» The records
▼▼▼

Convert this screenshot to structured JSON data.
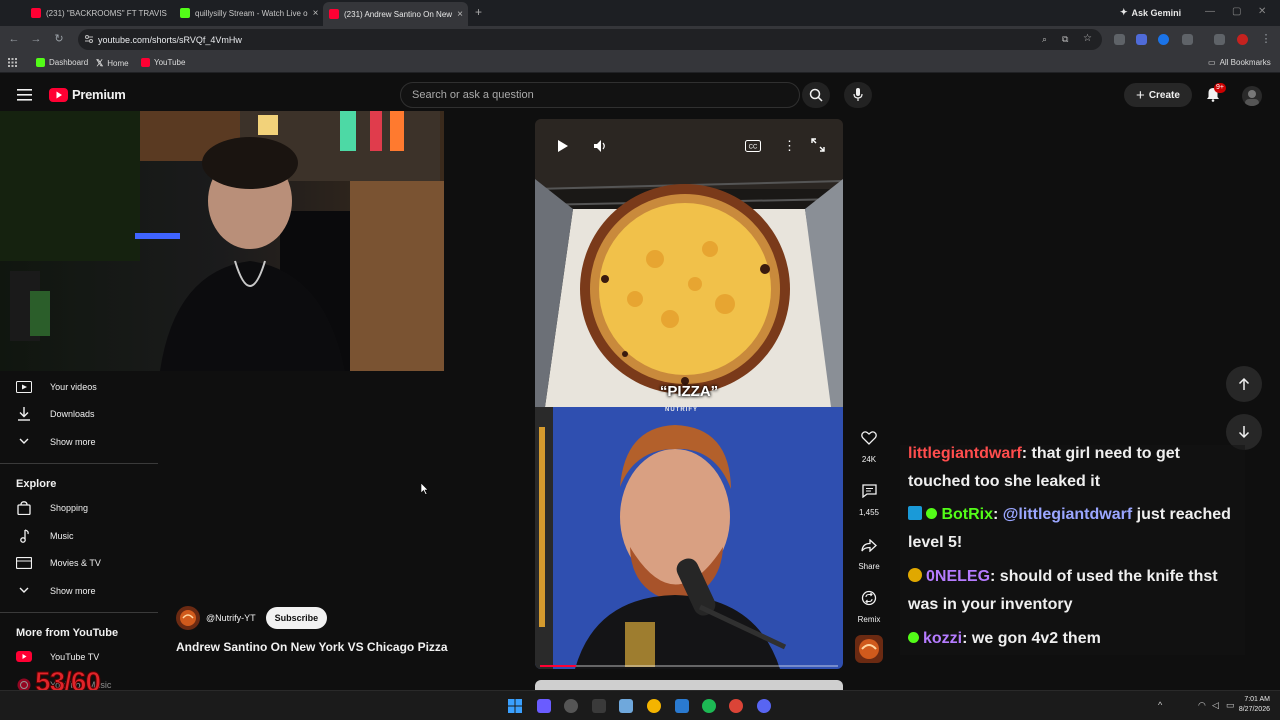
{
  "browser": {
    "tabs": [
      {
        "title": "(231) \"BACKROOMS\" FT TRAVIS",
        "active": false,
        "favicon_color": "#ff0033"
      },
      {
        "title": "quillysilly Stream - Watch Live o",
        "active": false,
        "favicon_color": "#53fc18"
      },
      {
        "title": "(231) Andrew Santino On New",
        "active": true,
        "favicon_color": "#ff0033"
      }
    ],
    "ask_gemini": "Ask Gemini",
    "url": "youtube.com/shorts/sRVQf_4VmHw",
    "bookmarks": [
      {
        "label": "Dashboard",
        "icon": "kick-icon",
        "color": "#53fc18"
      },
      {
        "label": "Home",
        "icon": "x-icon",
        "color": "#ffffff"
      },
      {
        "label": "YouTube",
        "icon": "youtube-icon",
        "color": "#ff0033"
      }
    ],
    "all_bookmarks": "All Bookmarks"
  },
  "youtube": {
    "logo_text": "Premium",
    "search_placeholder": "Search or ask a question",
    "create_label": "Create",
    "notification_badge": "9+",
    "accent_color": "#ff0033"
  },
  "sidebar": {
    "items": [
      {
        "label": "Your videos",
        "icon": "your-videos-icon"
      },
      {
        "label": "Downloads",
        "icon": "download-icon"
      },
      {
        "label": "Show more",
        "icon": "chevron-down-icon"
      }
    ],
    "explore_heading": "Explore",
    "explore_items": [
      {
        "label": "Shopping",
        "icon": "shopping-bag-icon"
      },
      {
        "label": "Music",
        "icon": "music-note-icon"
      },
      {
        "label": "Movies & TV",
        "icon": "film-icon"
      },
      {
        "label": "Show more",
        "icon": "chevron-down-icon"
      }
    ],
    "more_heading": "More from YouTube",
    "more_items": [
      {
        "label": "YouTube TV",
        "icon": "youtube-tv-icon"
      },
      {
        "label": "YouTube Music",
        "icon": "youtube-music-icon"
      }
    ]
  },
  "overlay": {
    "counter": "53/60"
  },
  "short": {
    "channel": "@Nutrify-YT",
    "subscribe_label": "Subscribe",
    "title": "Andrew Santino On New York VS Chicago Pizza",
    "caption": "“PIZZA”",
    "brand_watermark": "NUTRIFY",
    "likes": "24K",
    "comments": "1,455",
    "share_label": "Share",
    "remix_label": "Remix",
    "progress": 0.12
  },
  "chat": [
    {
      "user": "littlegiantdwarf",
      "user_color": "#ff4d4d",
      "text": ": that girl need to get touched too she leaked it",
      "badges": []
    },
    {
      "user": "BotRix",
      "user_color": "#53fc18",
      "text_prefix": ": ",
      "mention": "@littlegiantdwarf",
      "mention_color": "#9aa6ff",
      "text": " just reached level 5!",
      "badges": [
        "bot-badge-icon",
        "verified-badge-icon"
      ]
    },
    {
      "user": "0NELEG",
      "user_color": "#b57bff",
      "text": ": should of used the knife thst was in your inventory",
      "badges": [
        "sub-badge-icon"
      ]
    },
    {
      "user": "kozzi",
      "user_color": "#b57bff",
      "text": ": we gon 4v2 them",
      "badges": [
        "verified-badge-icon"
      ]
    }
  ],
  "taskbar": {
    "time": "7:01 AM",
    "date": "8/27/2026"
  }
}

▲▲▲

» What you have to do
Exclude the images, then output the data above word for word.

» Exercise result
Convert this screenshot to structured JSON data.
{
  "browser": {
    "tabs": [
      {
        "title": "(231) \"BACKROOMS\" FT TRAVIS",
        "active": false,
        "favicon_color": "#ff0033"
      },
      {
        "title": "quillysilly Stream - Watch Live o",
        "active": false,
        "favicon_color": "#53fc18"
      },
      {
        "title": "(231) Andrew Santino On New",
        "active": true,
        "favicon_color": "#ff0033"
      }
    ],
    "ask_gemini": "Ask Gemini",
    "url": "youtube.com/shorts/sRVQf_4VmHw",
    "bookmarks": [
      {
        "label": "Dashboard",
        "icon": "kick-icon",
        "color": "#53fc18"
      },
      {
        "label": "Home",
        "icon": "x-icon",
        "color": "#ffffff"
      },
      {
        "label": "YouTube",
        "icon": "youtube-icon",
        "color": "#ff0033"
      }
    ],
    "all_bookmarks": "All Bookmarks"
  },
  "youtube": {
    "logo_text": "Premium",
    "search_placeholder": "Search or ask a question",
    "create_label": "Create",
    "notification_badge": "9+",
    "accent_color": "#ff0033"
  },
  "sidebar": {
    "items": [
      {
        "label": "Your videos",
        "icon": "your-videos-icon"
      },
      {
        "label": "Downloads",
        "icon": "download-icon"
      },
      {
        "label": "Show more",
        "icon": "chevron-down-icon"
      }
    ],
    "explore_heading": "Explore",
    "explore_items": [
      {
        "label": "Shopping",
        "icon": "shopping-bag-icon"
      },
      {
        "label": "Music",
        "icon": "music-note-icon"
      },
      {
        "label": "Movies & TV",
        "icon": "film-icon"
      },
      {
        "label": "Show more",
        "icon": "chevron-down-icon"
      }
    ],
    "more_heading": "More from YouTube",
    "more_items": [
      {
        "label": "YouTube TV",
        "icon": "youtube-tv-icon"
      },
      {
        "label": "YouTube Music",
        "icon": "youtube-music-icon"
      }
    ]
  },
  "overlay": {
    "counter": "53/60"
  },
  "short": {
    "channel": "@Nutrify-YT",
    "subscribe_label": "Subscribe",
    "title": "Andrew Santino On New York VS Chicago Pizza",
    "caption": "“PIZZA”",
    "brand_watermark": "NUTRIFY",
    "likes": "24K",
    "comments": "1,455",
    "share_label": "Share",
    "remix_label": "Remix",
    "progress": 0.12
  },
  "chat": [
    {
      "user": "littlegiantdwarf",
      "user_color": "#ff4d4d",
      "text": ": that girl need to get touched too she leaked it",
      "badges": []
    },
    {
      "user": "BotRix",
      "user_color": "#53fc18",
      "text_prefix": ": ",
      "mention": "@littlegiantdwarf",
      "mention_color": "#9aa6ff",
      "text": " just reached level 5!",
      "badges": [
        "bot-badge-icon",
        "verified-badge-icon"
      ]
    },
    {
      "user": "0NELEG",
      "user_color": "#b57bff",
      "text": ": should of used the knife thst was in your inventory",
      "badges": [
        "sub-badge-icon"
      ]
    },
    {
      "user": "kozzi",
      "user_color": "#b57bff",
      "text": ": we gon 4v2 them",
      "badges": [
        "verified-badge-icon"
      ]
    }
  ],
  "taskbar": {
    "time": "7:01 AM",
    "date": "8/27/2026"
  }
}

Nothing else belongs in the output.